- **PROBLEM DETAILS**: Provide an exact reproduction of every entry.

***** RECORDED INFORMATION

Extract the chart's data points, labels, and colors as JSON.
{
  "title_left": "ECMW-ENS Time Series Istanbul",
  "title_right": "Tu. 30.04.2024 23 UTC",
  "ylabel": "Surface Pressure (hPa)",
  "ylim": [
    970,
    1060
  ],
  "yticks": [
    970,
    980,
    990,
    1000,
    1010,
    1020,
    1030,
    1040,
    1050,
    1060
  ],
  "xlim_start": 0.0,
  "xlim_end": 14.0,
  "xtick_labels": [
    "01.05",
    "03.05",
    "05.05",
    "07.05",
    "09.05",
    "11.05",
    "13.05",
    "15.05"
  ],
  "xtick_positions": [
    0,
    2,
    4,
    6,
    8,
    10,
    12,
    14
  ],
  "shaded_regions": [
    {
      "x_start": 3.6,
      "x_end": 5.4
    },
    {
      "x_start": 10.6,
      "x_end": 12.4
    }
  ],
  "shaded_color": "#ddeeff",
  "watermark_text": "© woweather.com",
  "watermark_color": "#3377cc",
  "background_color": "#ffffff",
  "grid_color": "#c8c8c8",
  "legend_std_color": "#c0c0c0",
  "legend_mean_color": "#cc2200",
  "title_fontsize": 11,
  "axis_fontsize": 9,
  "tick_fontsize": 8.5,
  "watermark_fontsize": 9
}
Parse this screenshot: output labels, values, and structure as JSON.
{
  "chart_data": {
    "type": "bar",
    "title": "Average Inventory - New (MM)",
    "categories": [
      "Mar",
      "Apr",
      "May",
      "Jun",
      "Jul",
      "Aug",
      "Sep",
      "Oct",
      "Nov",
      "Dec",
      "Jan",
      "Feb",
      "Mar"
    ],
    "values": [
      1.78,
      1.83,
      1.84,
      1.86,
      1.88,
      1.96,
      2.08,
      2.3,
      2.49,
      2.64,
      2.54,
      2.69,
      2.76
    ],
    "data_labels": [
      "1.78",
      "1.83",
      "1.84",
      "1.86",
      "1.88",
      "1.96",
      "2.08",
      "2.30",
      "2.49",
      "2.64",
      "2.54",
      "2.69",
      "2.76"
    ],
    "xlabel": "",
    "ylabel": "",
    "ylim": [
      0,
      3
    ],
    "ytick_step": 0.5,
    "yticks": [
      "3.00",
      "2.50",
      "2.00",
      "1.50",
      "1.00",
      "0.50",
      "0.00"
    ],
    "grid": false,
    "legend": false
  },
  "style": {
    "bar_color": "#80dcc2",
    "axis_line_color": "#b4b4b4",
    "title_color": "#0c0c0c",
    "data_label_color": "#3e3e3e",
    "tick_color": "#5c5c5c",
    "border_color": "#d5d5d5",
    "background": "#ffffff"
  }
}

**********

- **ANSWER FOR THIS EXERCISE**:
Extract the chart's data points, labels, and colors as JSON.
{
  "title_left": "ECMW-ENS Time Series Istanbul",
  "title_right": "Tu. 30.04.2024 23 UTC",
  "ylabel": "Surface Pressure (hPa)",
  "ylim": [
    970,
    1060
  ],
  "yticks": [
    970,
    980,
    990,
    1000,
    1010,
    1020,
    1030,
    1040,
    1050,
    1060
  ],
  "xlim_start": 0.0,
  "xlim_end": 14.0,
  "xtick_labels": [
    "01.05",
    "03.05",
    "05.05",
    "07.05",
    "09.05",
    "11.05",
    "13.05",
    "15.05"
  ],
  "xtick_positions": [
    0,
    2,
    4,
    6,
    8,
    10,
    12,
    14
  ],
  "shaded_regions": [
    {
      "x_start": 3.6,
      "x_end": 5.4
    },
    {
      "x_start": 10.6,
      "x_end": 12.4
    }
  ],
  "shaded_color": "#ddeeff",
  "watermark_text": "© woweather.com",
  "watermark_color": "#3377cc",
  "background_color": "#ffffff",
  "grid_color": "#c8c8c8",
  "legend_std_color": "#c0c0c0",
  "legend_mean_color": "#cc2200",
  "title_fontsize": 11,
  "axis_fontsize": 9,
  "tick_fontsize": 8.5,
  "watermark_fontsize": 9
}
Parse this screenshot: output labels, values, and structure as JSON.
{
  "chart_data": {
    "type": "bar",
    "title": "Average Inventory - New (MM)",
    "categories": [
      "Mar",
      "Apr",
      "May",
      "Jun",
      "Jul",
      "Aug",
      "Sep",
      "Oct",
      "Nov",
      "Dec",
      "Jan",
      "Feb",
      "Mar"
    ],
    "values": [
      1.78,
      1.83,
      1.84,
      1.86,
      1.88,
      1.96,
      2.08,
      2.3,
      2.49,
      2.64,
      2.54,
      2.69,
      2.76
    ],
    "data_labels": [
      "1.78",
      "1.83",
      "1.84",
      "1.86",
      "1.88",
      "1.96",
      "2.08",
      "2.30",
      "2.49",
      "2.64",
      "2.54",
      "2.69",
      "2.76"
    ],
    "xlabel": "",
    "ylabel": "",
    "ylim": [
      0,
      3
    ],
    "ytick_step": 0.5,
    "yticks": [
      "3.00",
      "2.50",
      "2.00",
      "1.50",
      "1.00",
      "0.50",
      "0.00"
    ],
    "grid": false,
    "legend": false
  },
  "style": {
    "bar_color": "#80dcc2",
    "axis_line_color": "#b4b4b4",
    "title_color": "#0c0c0c",
    "data_label_color": "#3e3e3e",
    "tick_color": "#5c5c5c",
    "border_color": "#d5d5d5",
    "background": "#ffffff"
  }
}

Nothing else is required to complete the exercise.